**WORK TO COMPLETE:** Give the records back in full, exactly as they read.

···

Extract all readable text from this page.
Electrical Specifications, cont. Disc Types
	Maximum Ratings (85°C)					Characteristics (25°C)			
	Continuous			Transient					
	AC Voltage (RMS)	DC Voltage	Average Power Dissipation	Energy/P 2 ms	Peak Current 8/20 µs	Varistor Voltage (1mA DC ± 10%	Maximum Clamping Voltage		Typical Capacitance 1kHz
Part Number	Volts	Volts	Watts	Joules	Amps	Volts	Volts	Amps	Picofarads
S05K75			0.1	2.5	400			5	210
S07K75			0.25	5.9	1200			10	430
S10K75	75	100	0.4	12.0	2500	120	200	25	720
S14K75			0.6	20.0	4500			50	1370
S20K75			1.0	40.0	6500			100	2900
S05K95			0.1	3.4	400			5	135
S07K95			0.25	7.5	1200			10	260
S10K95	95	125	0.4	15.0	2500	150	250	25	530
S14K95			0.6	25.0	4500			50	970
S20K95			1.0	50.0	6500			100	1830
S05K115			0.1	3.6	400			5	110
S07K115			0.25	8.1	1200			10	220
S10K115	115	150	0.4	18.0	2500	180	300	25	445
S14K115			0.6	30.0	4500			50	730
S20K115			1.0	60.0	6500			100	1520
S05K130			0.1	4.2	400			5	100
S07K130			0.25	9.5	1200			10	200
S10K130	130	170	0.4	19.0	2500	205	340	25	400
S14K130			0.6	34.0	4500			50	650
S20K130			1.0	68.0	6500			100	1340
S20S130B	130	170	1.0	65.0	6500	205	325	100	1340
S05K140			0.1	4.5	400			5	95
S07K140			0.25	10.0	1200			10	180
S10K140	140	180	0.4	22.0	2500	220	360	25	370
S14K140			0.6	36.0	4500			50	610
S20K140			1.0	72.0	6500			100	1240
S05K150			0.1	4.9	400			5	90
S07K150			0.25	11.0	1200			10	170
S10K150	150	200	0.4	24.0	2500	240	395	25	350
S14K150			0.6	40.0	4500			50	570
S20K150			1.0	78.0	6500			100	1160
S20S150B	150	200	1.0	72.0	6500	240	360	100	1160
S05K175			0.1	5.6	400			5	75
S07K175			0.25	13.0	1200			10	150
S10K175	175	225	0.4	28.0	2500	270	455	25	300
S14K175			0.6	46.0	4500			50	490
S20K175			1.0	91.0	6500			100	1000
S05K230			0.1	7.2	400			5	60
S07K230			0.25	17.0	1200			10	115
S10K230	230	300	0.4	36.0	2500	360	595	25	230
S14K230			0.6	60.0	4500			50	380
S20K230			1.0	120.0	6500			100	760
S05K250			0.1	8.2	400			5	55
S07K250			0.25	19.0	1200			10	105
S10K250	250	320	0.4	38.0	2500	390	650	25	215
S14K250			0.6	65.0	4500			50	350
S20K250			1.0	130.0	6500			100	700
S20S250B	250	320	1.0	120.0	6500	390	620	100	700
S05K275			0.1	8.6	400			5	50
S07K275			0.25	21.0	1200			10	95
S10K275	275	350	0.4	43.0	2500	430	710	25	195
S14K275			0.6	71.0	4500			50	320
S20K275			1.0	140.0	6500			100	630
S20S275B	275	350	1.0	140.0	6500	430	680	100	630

···

**SOLUTION BELOW:**
Extract all readable text from this page.
Electrical Specifications, cont. Disc Types
	Maximum Ratings (85°C)					Characteristics (25°C)			
	Continuous			Transient					
	AC Voltage (RMS)	DC Voltage	Average Power Dissipation	Energy/P 2 ms	Peak Current 8/20 µs	Varistor Voltage (1mA DC ± 10%	Maximum Clamping Voltage		Typical Capacitance 1kHz
Part Number	Volts	Volts	Watts	Joules	Amps	Volts	Volts	Amps	Picofarads
S05K75			0.1	2.5	400			5	210
S07K75			0.25	5.9	1200			10	430
S10K75	75	100	0.4	12.0	2500	120	200	25	720
S14K75			0.6	20.0	4500			50	1370
S20K75			1.0	40.0	6500			100	2900
S05K95			0.1	3.4	400			5	135
S07K95			0.25	7.5	1200			10	260
S10K95	95	125	0.4	15.0	2500	150	250	25	530
S14K95			0.6	25.0	4500			50	970
S20K95			1.0	50.0	6500			100	1830
S05K115			0.1	3.6	400			5	110
S07K115			0.25	8.1	1200			10	220
S10K115	115	150	0.4	18.0	2500	180	300	25	445
S14K115			0.6	30.0	4500			50	730
S20K115			1.0	60.0	6500			100	1520
S05K130			0.1	4.2	400			5	100
S07K130			0.25	9.5	1200			10	200
S10K130	130	170	0.4	19.0	2500	205	340	25	400
S14K130			0.6	34.0	4500			50	650
S20K130			1.0	68.0	6500			100	1340
S20S130B	130	170	1.0	65.0	6500	205	325	100	1340
S05K140			0.1	4.5	400			5	95
S07K140			0.25	10.0	1200			10	180
S10K140	140	180	0.4	22.0	2500	220	360	25	370
S14K140			0.6	36.0	4500			50	610
S20K140			1.0	72.0	6500			100	1240
S05K150			0.1	4.9	400			5	90
S07K150			0.25	11.0	1200			10	170
S10K150	150	200	0.4	24.0	2500	240	395	25	350
S14K150			0.6	40.0	4500			50	570
S20K150			1.0	78.0	6500			100	1160
S20S150B	150	200	1.0	72.0	6500	240	360	100	1160
S05K175			0.1	5.6	400			5	75
S07K175			0.25	13.0	1200			10	150
S10K175	175	225	0.4	28.0	2500	270	455	25	300
S14K175			0.6	46.0	4500			50	490
S20K175			1.0	91.0	6500			100	1000
S05K230			0.1	7.2	400			5	60
S07K230			0.25	17.0	1200			10	115
S10K230	230	300	0.4	36.0	2500	360	595	25	230
S14K230			0.6	60.0	4500			50	380
S20K230			1.0	120.0	6500			100	760
S05K250			0.1	8.2	400			5	55
S07K250			0.25	19.0	1200			10	105
S10K250	250	320	0.4	38.0	2500	390	650	25	215
S14K250			0.6	65.0	4500			50	350
S20K250			1.0	130.0	6500			100	700
S20S250B	250	320	1.0	120.0	6500	390	620	100	700
S05K275			0.1	8.6	400			5	50
S07K275			0.25	21.0	1200			10	95
S10K275	275	350	0.4	43.0	2500	430	710	25	195
S14K275			0.6	71.0	4500			50	320
S20K275			1.0	140.0	6500			100	630
S20S275B	275	350	1.0	140.0	6500	430	680	100	630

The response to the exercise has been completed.